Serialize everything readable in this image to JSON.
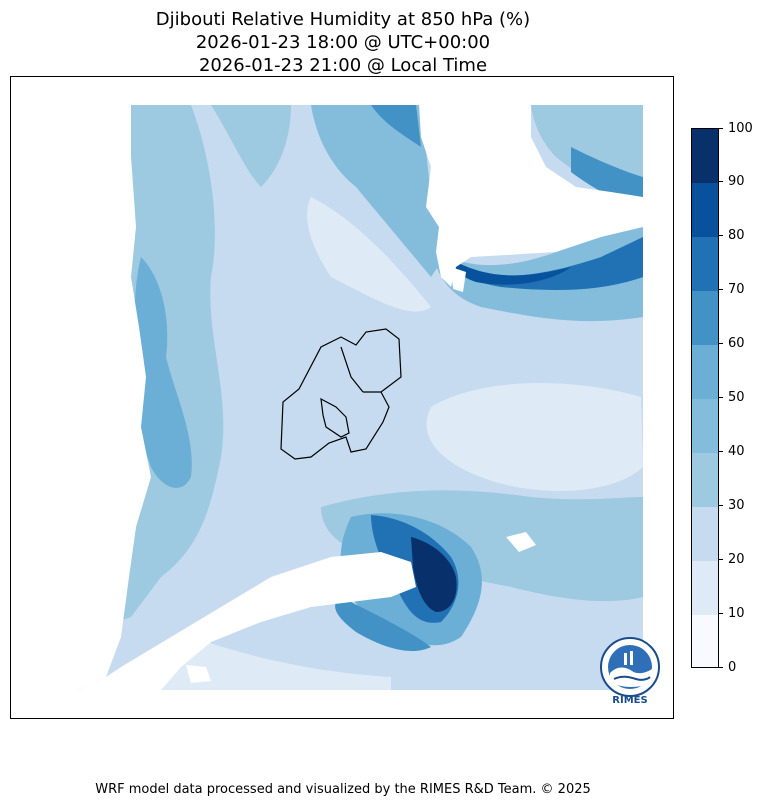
{
  "title": {
    "line1": "Djibouti Relative Humidity at 850 hPa (%)",
    "line2": "2026-01-23 18:00 @ UTC+00:00",
    "line3": "2026-01-23 21:00 @ Local Time"
  },
  "colorbar": {
    "ticks": [
      "0",
      "10",
      "20",
      "30",
      "40",
      "50",
      "60",
      "70",
      "80",
      "90",
      "100"
    ],
    "colors": [
      "#f7fbff",
      "#deebf7",
      "#c6dbef",
      "#9ecae1",
      "#84bcdb",
      "#6baed6",
      "#4292c6",
      "#2171b5",
      "#08519c",
      "#08306b"
    ]
  },
  "logo": {
    "text": "RIMES"
  },
  "footer": "WRF model data processed and visualized by the RIMES R&D Team. © 2025"
}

+ + + + + + +

TASK TO COMPLETE: Above are the records; copy every line in them that holds the word "RIMES".

CORRECT ANSWER:
    "text": "RIMES"
  "footer": "WRF model data processed and visualized by the RIMES R&D Team. © 2025"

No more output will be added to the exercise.